• _SET PROBLEM_
Reproduce all entries word for word.

** BEGIN SUPPLIED MATERIAL **

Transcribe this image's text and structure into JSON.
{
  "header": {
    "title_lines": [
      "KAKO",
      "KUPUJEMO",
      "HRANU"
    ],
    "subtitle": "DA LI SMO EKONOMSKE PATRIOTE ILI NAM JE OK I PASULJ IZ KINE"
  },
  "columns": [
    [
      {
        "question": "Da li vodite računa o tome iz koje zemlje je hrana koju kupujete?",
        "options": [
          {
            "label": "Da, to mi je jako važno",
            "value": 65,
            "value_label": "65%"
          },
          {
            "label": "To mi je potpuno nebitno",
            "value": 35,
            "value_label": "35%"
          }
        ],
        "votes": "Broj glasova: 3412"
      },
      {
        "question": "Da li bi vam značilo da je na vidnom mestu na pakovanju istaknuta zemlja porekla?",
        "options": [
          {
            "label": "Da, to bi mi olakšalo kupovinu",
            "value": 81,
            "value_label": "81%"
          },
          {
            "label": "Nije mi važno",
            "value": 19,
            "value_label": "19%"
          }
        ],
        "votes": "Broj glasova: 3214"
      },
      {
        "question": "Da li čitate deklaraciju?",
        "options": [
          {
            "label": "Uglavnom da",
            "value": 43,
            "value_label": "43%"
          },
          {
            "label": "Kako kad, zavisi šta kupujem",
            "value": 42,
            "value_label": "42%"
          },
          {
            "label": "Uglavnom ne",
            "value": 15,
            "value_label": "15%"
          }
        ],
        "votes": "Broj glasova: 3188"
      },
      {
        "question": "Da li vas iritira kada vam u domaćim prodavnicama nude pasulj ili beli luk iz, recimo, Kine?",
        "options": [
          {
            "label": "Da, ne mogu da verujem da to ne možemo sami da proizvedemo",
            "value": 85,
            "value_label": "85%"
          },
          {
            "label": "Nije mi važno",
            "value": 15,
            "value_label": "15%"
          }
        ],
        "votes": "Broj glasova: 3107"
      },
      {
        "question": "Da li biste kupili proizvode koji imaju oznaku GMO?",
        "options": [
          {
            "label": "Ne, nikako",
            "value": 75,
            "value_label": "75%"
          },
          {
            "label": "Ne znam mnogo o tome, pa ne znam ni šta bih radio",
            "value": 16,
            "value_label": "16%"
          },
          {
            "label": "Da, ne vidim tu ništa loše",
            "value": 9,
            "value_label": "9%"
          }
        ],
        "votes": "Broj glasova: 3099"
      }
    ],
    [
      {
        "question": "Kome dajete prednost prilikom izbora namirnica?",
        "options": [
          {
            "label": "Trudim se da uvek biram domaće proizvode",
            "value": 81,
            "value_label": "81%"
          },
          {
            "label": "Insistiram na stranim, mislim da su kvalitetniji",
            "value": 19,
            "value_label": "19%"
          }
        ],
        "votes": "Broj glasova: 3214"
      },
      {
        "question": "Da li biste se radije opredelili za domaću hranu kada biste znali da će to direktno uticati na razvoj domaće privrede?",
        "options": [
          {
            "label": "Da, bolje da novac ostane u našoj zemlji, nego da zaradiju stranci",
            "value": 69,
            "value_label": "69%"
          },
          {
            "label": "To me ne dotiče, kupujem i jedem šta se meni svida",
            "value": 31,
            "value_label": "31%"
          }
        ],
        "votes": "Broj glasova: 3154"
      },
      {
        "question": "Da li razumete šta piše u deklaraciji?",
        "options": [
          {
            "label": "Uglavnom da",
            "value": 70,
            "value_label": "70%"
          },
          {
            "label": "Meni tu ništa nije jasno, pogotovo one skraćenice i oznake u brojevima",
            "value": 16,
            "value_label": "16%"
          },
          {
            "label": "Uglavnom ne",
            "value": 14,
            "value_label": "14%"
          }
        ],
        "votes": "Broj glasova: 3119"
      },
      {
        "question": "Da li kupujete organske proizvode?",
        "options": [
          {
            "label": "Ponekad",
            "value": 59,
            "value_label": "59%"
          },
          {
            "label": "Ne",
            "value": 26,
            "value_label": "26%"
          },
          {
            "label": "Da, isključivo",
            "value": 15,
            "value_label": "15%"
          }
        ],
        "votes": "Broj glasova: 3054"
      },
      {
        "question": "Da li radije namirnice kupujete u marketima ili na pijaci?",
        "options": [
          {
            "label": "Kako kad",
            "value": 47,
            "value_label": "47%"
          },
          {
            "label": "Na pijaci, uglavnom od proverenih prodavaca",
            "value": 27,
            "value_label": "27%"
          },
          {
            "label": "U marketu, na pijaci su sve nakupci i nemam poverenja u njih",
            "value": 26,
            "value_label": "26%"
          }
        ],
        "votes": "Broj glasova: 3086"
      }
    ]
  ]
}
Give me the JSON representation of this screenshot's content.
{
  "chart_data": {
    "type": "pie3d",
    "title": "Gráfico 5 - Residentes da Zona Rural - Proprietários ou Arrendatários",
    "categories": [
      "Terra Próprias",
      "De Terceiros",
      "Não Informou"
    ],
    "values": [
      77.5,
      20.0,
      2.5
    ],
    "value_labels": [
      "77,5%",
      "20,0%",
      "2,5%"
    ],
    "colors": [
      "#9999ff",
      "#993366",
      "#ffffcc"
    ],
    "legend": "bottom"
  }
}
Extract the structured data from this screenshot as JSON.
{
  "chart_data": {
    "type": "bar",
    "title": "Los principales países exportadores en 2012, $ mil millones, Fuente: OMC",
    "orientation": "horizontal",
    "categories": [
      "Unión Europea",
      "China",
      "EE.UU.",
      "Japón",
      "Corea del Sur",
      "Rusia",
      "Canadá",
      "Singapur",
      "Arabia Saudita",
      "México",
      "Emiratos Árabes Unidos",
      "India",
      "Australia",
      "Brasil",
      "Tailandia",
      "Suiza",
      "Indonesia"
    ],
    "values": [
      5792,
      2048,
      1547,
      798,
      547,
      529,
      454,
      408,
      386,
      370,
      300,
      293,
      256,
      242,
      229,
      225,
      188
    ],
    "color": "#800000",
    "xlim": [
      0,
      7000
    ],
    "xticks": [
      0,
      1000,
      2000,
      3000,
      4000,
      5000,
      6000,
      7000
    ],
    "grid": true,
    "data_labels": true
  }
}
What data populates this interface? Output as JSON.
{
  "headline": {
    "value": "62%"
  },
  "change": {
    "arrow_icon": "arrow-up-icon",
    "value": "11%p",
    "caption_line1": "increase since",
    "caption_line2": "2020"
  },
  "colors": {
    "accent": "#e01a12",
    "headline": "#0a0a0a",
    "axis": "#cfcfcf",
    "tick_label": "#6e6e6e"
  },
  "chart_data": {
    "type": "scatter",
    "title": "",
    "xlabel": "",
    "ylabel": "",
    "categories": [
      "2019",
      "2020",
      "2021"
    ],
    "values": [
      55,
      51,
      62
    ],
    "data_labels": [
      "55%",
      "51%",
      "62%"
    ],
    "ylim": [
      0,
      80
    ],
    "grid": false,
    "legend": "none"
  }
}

** END SUPPLIED MATERIAL **

• _FINISHED ANSWER_
Transcribe this image's text and structure into JSON.
{
  "header": {
    "title_lines": [
      "KAKO",
      "KUPUJEMO",
      "HRANU"
    ],
    "subtitle": "DA LI SMO EKONOMSKE PATRIOTE ILI NAM JE OK I PASULJ IZ KINE"
  },
  "columns": [
    [
      {
        "question": "Da li vodite računa o tome iz koje zemlje je hrana koju kupujete?",
        "options": [
          {
            "label": "Da, to mi je jako važno",
            "value": 65,
            "value_label": "65%"
          },
          {
            "label": "To mi je potpuno nebitno",
            "value": 35,
            "value_label": "35%"
          }
        ],
        "votes": "Broj glasova: 3412"
      },
      {
        "question": "Da li bi vam značilo da je na vidnom mestu na pakovanju istaknuta zemlja porekla?",
        "options": [
          {
            "label": "Da, to bi mi olakšalo kupovinu",
            "value": 81,
            "value_label": "81%"
          },
          {
            "label": "Nije mi važno",
            "value": 19,
            "value_label": "19%"
          }
        ],
        "votes": "Broj glasova: 3214"
      },
      {
        "question": "Da li čitate deklaraciju?",
        "options": [
          {
            "label": "Uglavnom da",
            "value": 43,
            "value_label": "43%"
          },
          {
            "label": "Kako kad, zavisi šta kupujem",
            "value": 42,
            "value_label": "42%"
          },
          {
            "label": "Uglavnom ne",
            "value": 15,
            "value_label": "15%"
          }
        ],
        "votes": "Broj glasova: 3188"
      },
      {
        "question": "Da li vas iritira kada vam u domaćim prodavnicama nude pasulj ili beli luk iz, recimo, Kine?",
        "options": [
          {
            "label": "Da, ne mogu da verujem da to ne možemo sami da proizvedemo",
            "value": 85,
            "value_label": "85%"
          },
          {
            "label": "Nije mi važno",
            "value": 15,
            "value_label": "15%"
          }
        ],
        "votes": "Broj glasova: 3107"
      },
      {
        "question": "Da li biste kupili proizvode koji imaju oznaku GMO?",
        "options": [
          {
            "label": "Ne, nikako",
            "value": 75,
            "value_label": "75%"
          },
          {
            "label": "Ne znam mnogo o tome, pa ne znam ni šta bih radio",
            "value": 16,
            "value_label": "16%"
          },
          {
            "label": "Da, ne vidim tu ništa loše",
            "value": 9,
            "value_label": "9%"
          }
        ],
        "votes": "Broj glasova: 3099"
      }
    ],
    [
      {
        "question": "Kome dajete prednost prilikom izbora namirnica?",
        "options": [
          {
            "label": "Trudim se da uvek biram domaće proizvode",
            "value": 81,
            "value_label": "81%"
          },
          {
            "label": "Insistiram na stranim, mislim da su kvalitetniji",
            "value": 19,
            "value_label": "19%"
          }
        ],
        "votes": "Broj glasova: 3214"
      },
      {
        "question": "Da li biste se radije opredelili za domaću hranu kada biste znali da će to direktno uticati na razvoj domaće privrede?",
        "options": [
          {
            "label": "Da, bolje da novac ostane u našoj zemlji, nego da zaradiju stranci",
            "value": 69,
            "value_label": "69%"
          },
          {
            "label": "To me ne dotiče, kupujem i jedem šta se meni svida",
            "value": 31,
            "value_label": "31%"
          }
        ],
        "votes": "Broj glasova: 3154"
      },
      {
        "question": "Da li razumete šta piše u deklaraciji?",
        "options": [
          {
            "label": "Uglavnom da",
            "value": 70,
            "value_label": "70%"
          },
          {
            "label": "Meni tu ništa nije jasno, pogotovo one skraćenice i oznake u brojevima",
            "value": 16,
            "value_label": "16%"
          },
          {
            "label": "Uglavnom ne",
            "value": 14,
            "value_label": "14%"
          }
        ],
        "votes": "Broj glasova: 3119"
      },
      {
        "question": "Da li kupujete organske proizvode?",
        "options": [
          {
            "label": "Ponekad",
            "value": 59,
            "value_label": "59%"
          },
          {
            "label": "Ne",
            "value": 26,
            "value_label": "26%"
          },
          {
            "label": "Da, isključivo",
            "value": 15,
            "value_label": "15%"
          }
        ],
        "votes": "Broj glasova: 3054"
      },
      {
        "question": "Da li radije namirnice kupujete u marketima ili na pijaci?",
        "options": [
          {
            "label": "Kako kad",
            "value": 47,
            "value_label": "47%"
          },
          {
            "label": "Na pijaci, uglavnom od proverenih prodavaca",
            "value": 27,
            "value_label": "27%"
          },
          {
            "label": "U marketu, na pijaci su sve nakupci i nemam poverenja u njih",
            "value": 26,
            "value_label": "26%"
          }
        ],
        "votes": "Broj glasova: 3086"
      }
    ]
  ]
}
Give me the JSON representation of this screenshot's content.
{
  "chart_data": {
    "type": "pie3d",
    "title": "Gráfico 5 - Residentes da Zona Rural - Proprietários ou Arrendatários",
    "categories": [
      "Terra Próprias",
      "De Terceiros",
      "Não Informou"
    ],
    "values": [
      77.5,
      20.0,
      2.5
    ],
    "value_labels": [
      "77,5%",
      "20,0%",
      "2,5%"
    ],
    "colors": [
      "#9999ff",
      "#993366",
      "#ffffcc"
    ],
    "legend": "bottom"
  }
}
Extract the structured data from this screenshot as JSON.
{
  "chart_data": {
    "type": "bar",
    "title": "Los principales países exportadores en 2012, $ mil millones, Fuente: OMC",
    "orientation": "horizontal",
    "categories": [
      "Unión Europea",
      "China",
      "EE.UU.",
      "Japón",
      "Corea del Sur",
      "Rusia",
      "Canadá",
      "Singapur",
      "Arabia Saudita",
      "México",
      "Emiratos Árabes Unidos",
      "India",
      "Australia",
      "Brasil",
      "Tailandia",
      "Suiza",
      "Indonesia"
    ],
    "values": [
      5792,
      2048,
      1547,
      798,
      547,
      529,
      454,
      408,
      386,
      370,
      300,
      293,
      256,
      242,
      229,
      225,
      188
    ],
    "color": "#800000",
    "xlim": [
      0,
      7000
    ],
    "xticks": [
      0,
      1000,
      2000,
      3000,
      4000,
      5000,
      6000,
      7000
    ],
    "grid": true,
    "data_labels": true
  }
}
What data populates this interface? Output as JSON.
{
  "headline": {
    "value": "62%"
  },
  "change": {
    "arrow_icon": "arrow-up-icon",
    "value": "11%p",
    "caption_line1": "increase since",
    "caption_line2": "2020"
  },
  "colors": {
    "accent": "#e01a12",
    "headline": "#0a0a0a",
    "axis": "#cfcfcf",
    "tick_label": "#6e6e6e"
  },
  "chart_data": {
    "type": "scatter",
    "title": "",
    "xlabel": "",
    "ylabel": "",
    "categories": [
      "2019",
      "2020",
      "2021"
    ],
    "values": [
      55,
      51,
      62
    ],
    "data_labels": [
      "55%",
      "51%",
      "62%"
    ],
    "ylim": [
      0,
      80
    ],
    "grid": false,
    "legend": "none"
  }
}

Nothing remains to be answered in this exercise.